• Set problem
Every entry needs to be reproduced exactly.

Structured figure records
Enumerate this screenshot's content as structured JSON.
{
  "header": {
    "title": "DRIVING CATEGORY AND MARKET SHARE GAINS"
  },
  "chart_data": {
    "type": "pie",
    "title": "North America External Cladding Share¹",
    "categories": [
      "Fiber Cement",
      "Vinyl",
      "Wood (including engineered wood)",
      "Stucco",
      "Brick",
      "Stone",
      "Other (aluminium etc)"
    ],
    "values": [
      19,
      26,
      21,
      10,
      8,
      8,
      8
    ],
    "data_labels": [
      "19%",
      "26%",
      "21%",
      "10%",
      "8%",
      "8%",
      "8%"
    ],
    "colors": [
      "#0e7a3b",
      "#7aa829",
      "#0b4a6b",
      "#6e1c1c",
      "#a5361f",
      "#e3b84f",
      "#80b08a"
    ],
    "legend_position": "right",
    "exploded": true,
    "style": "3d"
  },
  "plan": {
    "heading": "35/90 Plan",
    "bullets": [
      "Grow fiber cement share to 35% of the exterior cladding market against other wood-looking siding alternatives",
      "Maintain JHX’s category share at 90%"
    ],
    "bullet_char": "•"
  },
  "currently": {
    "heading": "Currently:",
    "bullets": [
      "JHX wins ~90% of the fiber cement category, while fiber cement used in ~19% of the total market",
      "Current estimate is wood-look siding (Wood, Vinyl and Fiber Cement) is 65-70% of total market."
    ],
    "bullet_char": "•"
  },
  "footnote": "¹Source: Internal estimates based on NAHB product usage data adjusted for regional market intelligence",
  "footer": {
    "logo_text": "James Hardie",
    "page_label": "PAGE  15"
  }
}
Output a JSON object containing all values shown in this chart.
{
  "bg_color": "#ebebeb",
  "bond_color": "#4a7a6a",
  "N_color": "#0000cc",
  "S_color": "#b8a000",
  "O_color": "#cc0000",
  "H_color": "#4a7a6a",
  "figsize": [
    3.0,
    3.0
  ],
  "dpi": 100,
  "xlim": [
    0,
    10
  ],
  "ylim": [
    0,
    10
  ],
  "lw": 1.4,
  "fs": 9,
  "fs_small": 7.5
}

• Final result
Enumerate this screenshot's content as structured JSON.
{
  "header": {
    "title": "DRIVING CATEGORY AND MARKET SHARE GAINS"
  },
  "chart_data": {
    "type": "pie",
    "title": "North America External Cladding Share¹",
    "categories": [
      "Fiber Cement",
      "Vinyl",
      "Wood (including engineered wood)",
      "Stucco",
      "Brick",
      "Stone",
      "Other (aluminium etc)"
    ],
    "values": [
      19,
      26,
      21,
      10,
      8,
      8,
      8
    ],
    "data_labels": [
      "19%",
      "26%",
      "21%",
      "10%",
      "8%",
      "8%",
      "8%"
    ],
    "colors": [
      "#0e7a3b",
      "#7aa829",
      "#0b4a6b",
      "#6e1c1c",
      "#a5361f",
      "#e3b84f",
      "#80b08a"
    ],
    "legend_position": "right",
    "exploded": true,
    "style": "3d"
  },
  "plan": {
    "heading": "35/90 Plan",
    "bullets": [
      "Grow fiber cement share to 35% of the exterior cladding market against other wood-looking siding alternatives",
      "Maintain JHX’s category share at 90%"
    ],
    "bullet_char": "•"
  },
  "currently": {
    "heading": "Currently:",
    "bullets": [
      "JHX wins ~90% of the fiber cement category, while fiber cement used in ~19% of the total market",
      "Current estimate is wood-look siding (Wood, Vinyl and Fiber Cement) is 65-70% of total market."
    ],
    "bullet_char": "•"
  },
  "footnote": "¹Source: Internal estimates based on NAHB product usage data adjusted for regional market intelligence",
  "footer": {
    "logo_text": "James Hardie",
    "page_label": "PAGE  15"
  }
}
Output a JSON object containing all values shown in this chart.
{
  "bg_color": "#ebebeb",
  "bond_color": "#4a7a6a",
  "N_color": "#0000cc",
  "S_color": "#b8a000",
  "O_color": "#cc0000",
  "H_color": "#4a7a6a",
  "figsize": [
    3.0,
    3.0
  ],
  "dpi": 100,
  "xlim": [
    0,
    10
  ],
  "ylim": [
    0,
    10
  ],
  "lw": 1.4,
  "fs": 9,
  "fs_small": 7.5
}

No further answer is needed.